Directions for this task ▸ In the entries, find all lines that hold the word "Water" and copy them.

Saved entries

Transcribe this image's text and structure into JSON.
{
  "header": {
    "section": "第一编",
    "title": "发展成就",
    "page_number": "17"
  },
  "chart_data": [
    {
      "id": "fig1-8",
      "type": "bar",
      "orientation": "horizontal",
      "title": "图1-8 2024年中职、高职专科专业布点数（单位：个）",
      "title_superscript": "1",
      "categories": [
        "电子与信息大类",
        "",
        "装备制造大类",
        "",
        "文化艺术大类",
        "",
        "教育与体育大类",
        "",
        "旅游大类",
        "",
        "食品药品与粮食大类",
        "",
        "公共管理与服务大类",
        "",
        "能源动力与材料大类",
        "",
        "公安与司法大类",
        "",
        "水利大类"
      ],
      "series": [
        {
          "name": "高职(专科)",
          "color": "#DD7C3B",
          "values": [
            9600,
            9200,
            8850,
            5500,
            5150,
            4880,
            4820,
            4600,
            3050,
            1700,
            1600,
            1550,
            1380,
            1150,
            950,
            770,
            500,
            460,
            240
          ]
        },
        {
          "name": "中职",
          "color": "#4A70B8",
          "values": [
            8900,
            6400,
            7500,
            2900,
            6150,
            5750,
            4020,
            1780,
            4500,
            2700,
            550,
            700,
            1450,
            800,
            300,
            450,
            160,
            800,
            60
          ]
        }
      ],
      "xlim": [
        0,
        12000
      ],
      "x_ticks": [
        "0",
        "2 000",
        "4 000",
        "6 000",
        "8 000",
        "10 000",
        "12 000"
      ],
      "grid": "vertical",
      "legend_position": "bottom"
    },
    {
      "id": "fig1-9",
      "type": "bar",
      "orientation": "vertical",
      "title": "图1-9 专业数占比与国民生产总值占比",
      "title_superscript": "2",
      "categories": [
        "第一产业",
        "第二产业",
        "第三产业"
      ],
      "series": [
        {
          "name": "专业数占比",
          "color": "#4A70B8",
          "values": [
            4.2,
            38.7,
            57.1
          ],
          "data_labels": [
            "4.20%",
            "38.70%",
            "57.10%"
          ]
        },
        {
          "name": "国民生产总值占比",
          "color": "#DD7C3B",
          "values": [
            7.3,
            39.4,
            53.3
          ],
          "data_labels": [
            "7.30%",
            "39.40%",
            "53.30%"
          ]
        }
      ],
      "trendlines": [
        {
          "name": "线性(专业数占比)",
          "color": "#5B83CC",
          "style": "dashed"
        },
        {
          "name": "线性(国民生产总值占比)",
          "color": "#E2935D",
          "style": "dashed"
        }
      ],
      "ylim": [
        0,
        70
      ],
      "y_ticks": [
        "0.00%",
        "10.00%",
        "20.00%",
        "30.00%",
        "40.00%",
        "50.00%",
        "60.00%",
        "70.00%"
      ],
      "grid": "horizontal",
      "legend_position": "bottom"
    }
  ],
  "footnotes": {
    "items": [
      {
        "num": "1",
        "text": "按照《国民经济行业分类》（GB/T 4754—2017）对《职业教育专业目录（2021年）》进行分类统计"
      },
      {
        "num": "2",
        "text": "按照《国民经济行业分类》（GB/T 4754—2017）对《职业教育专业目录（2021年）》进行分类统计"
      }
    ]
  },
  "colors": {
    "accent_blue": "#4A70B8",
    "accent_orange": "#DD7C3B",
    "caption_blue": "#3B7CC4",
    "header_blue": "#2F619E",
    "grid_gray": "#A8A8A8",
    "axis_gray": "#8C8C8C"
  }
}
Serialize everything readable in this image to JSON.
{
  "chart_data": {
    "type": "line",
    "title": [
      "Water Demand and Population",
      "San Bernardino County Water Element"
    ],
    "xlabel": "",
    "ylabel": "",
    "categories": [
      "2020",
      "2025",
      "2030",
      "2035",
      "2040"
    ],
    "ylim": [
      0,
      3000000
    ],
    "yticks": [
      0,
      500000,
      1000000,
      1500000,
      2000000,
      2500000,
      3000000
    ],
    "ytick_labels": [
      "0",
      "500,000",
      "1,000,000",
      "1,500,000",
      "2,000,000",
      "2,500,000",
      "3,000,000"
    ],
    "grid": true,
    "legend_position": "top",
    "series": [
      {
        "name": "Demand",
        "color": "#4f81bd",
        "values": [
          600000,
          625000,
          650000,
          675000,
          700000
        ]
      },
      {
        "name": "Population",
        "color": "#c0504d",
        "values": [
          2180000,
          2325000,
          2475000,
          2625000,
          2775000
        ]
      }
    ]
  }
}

Response ▸
      "Water Demand and Population",
      "San Bernardino County Water Element"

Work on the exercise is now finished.